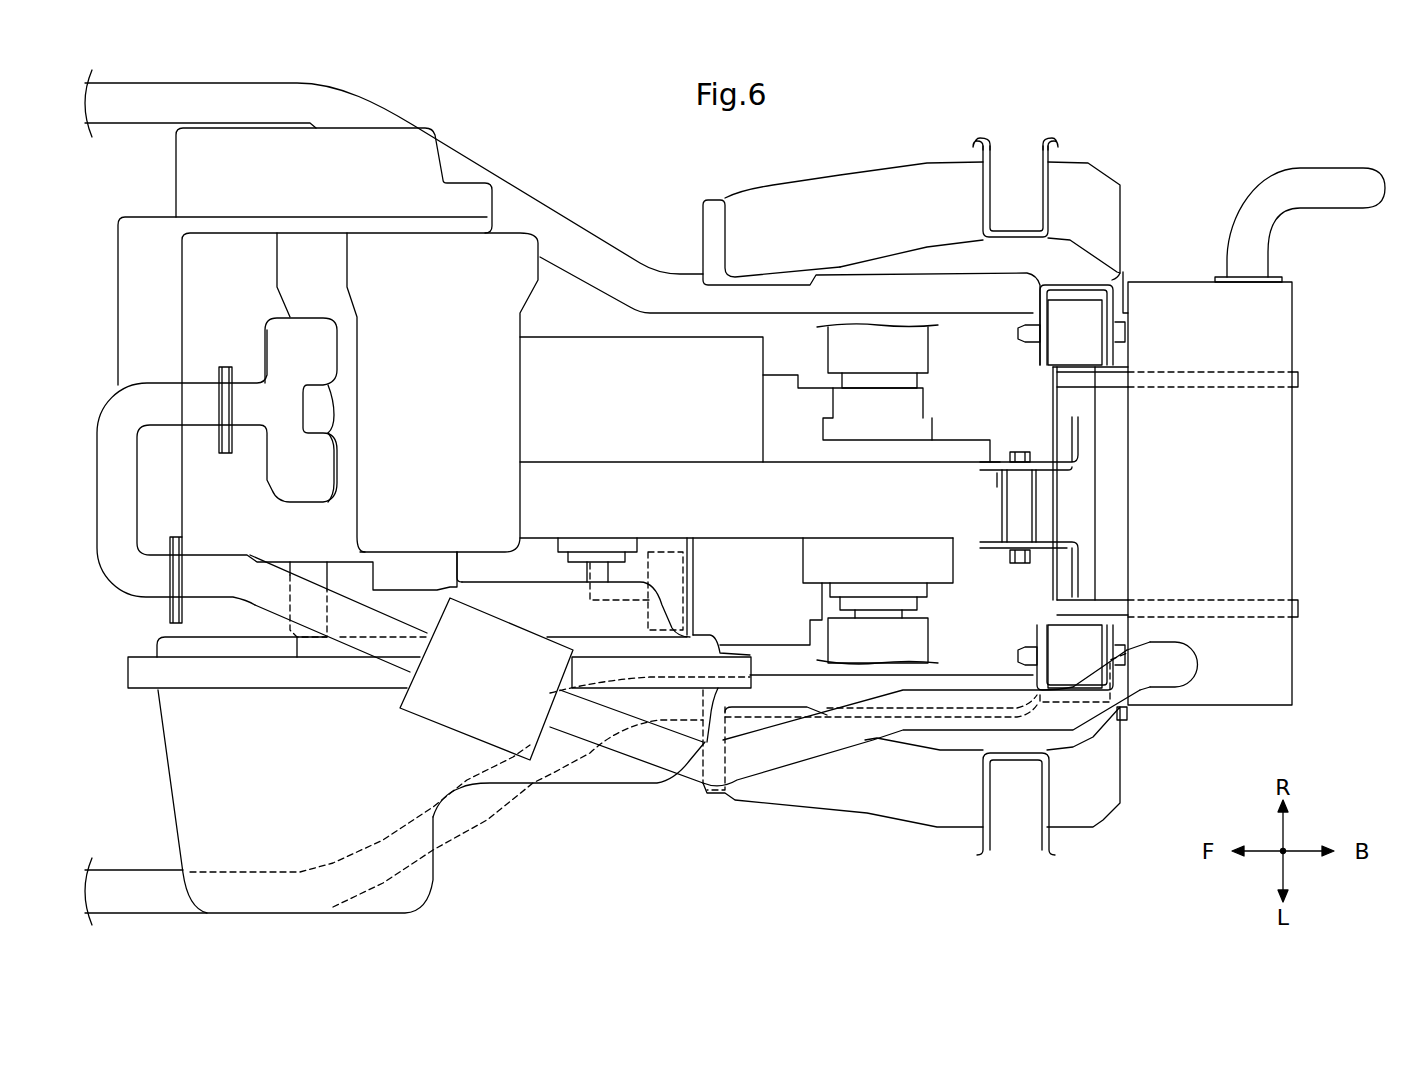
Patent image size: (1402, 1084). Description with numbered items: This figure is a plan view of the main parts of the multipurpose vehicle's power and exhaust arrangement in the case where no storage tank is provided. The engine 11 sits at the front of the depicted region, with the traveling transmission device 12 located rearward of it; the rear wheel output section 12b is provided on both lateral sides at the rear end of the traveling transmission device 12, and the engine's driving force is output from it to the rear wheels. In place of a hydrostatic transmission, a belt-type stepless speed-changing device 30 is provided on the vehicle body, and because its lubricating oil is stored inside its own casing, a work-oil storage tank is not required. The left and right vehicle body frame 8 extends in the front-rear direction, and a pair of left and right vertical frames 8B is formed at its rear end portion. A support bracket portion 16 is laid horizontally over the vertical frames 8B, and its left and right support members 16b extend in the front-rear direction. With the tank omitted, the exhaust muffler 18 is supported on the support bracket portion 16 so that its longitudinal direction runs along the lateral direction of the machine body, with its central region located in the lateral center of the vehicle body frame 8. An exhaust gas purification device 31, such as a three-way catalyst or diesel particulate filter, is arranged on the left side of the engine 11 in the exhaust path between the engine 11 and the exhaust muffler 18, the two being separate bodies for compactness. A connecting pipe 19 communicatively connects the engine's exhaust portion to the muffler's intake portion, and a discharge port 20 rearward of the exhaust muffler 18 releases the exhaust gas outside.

The vehicle body frame 8 is at (578, 250).
The vertical frames 8B is at (1090, 207).
The engine 11 is at (498, 270).
The traveling transmission device 12 is at (935, 490).
The rear wheel output section 12b is at (912, 350).
The support bracket portion 16 is at (1077, 498).
The support members 16b is at (1196, 372).
The exhaust muffler 18 is at (1270, 478).
The connecting pipe 19 is at (267, 591).
The discharge port 20 is at (1333, 190).
The belt-type stepless speed-changing device 30 is at (207, 787).
The exhaust gas purification device 31 is at (460, 703).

▸ **TASK TO CARRY OUT**
Put the lines above into a JSON list of strings, one string per line, with blank lines left out. Leave the picture out of the answer.

▸ **ANSWER TO THIS PROBLEM**
[
  "Patent image size: (1402, 1084). Description with numbered items: This figure is a plan view of the main parts of the multipurpose vehicle's power and exhaust arrangement in the case where no storage tank is provided. The engine 11 sits at the front of the depicted region, with the traveling transmission device 12 located rearward of it; the rear wheel output section 12b is provided on both lateral sides at the rear end of the traveling transmission device 12, and the engine's driving force is output from it to the rear wheels. In place of a hydrostatic transmission, a belt-type stepless speed-changing device 30 is provided on the vehicle body, and because its lubricating oil is stored inside its own casing, a work-oil storage tank is not required. The left and right vehicle body frame 8 extends in the front-rear direction, and a pair of left and right vertical frames 8B is formed at its rear end portion. A support bracket portion 16 is laid horizontally over the vertical frames 8B, and its left and right support members 16b extend in the front-rear direction. With the tank omitted, the exhaust muffler 18 is supported on the support bracket portion 16 so that its longitudinal direction runs along the lateral direction of the machine body, with its central region located in the lateral center of the vehicle body frame 8. An exhaust gas purification device 31, such as a three-way catalyst or diesel particulate filter, is arranged on the left side of the engine 11 in the exhaust path between the engine 11 and the exhaust muffler 18, the two being separate bodies for compactness. A connecting pipe 19 communicatively connects the engine's exhaust portion to the muffler's intake portion, and a discharge port 20 rearward of the exhaust muffler 18 releases the exhaust gas outside.",
  "The vehicle body frame 8 is at (578, 250).",
  "The vertical frames 8B is at (1090, 207).",
  "The engine 11 is at (498, 270).",
  "The traveling transmission device 12 is at (935, 490).",
  "The rear wheel output section 12b is at (912, 350).",
  "The support bracket portion 16 is at (1077, 498).",
  "The support members 16b is at (1196, 372).",
  "The exhaust muffler 18 is at (1270, 478).",
  "The connecting pipe 19 is at (267, 591).",
  "The discharge port 20 is at (1333, 190).",
  "The belt-type stepless speed-changing device 30 is at (207, 787).",
  "The exhaust gas purification device 31 is at (460, 703)."
]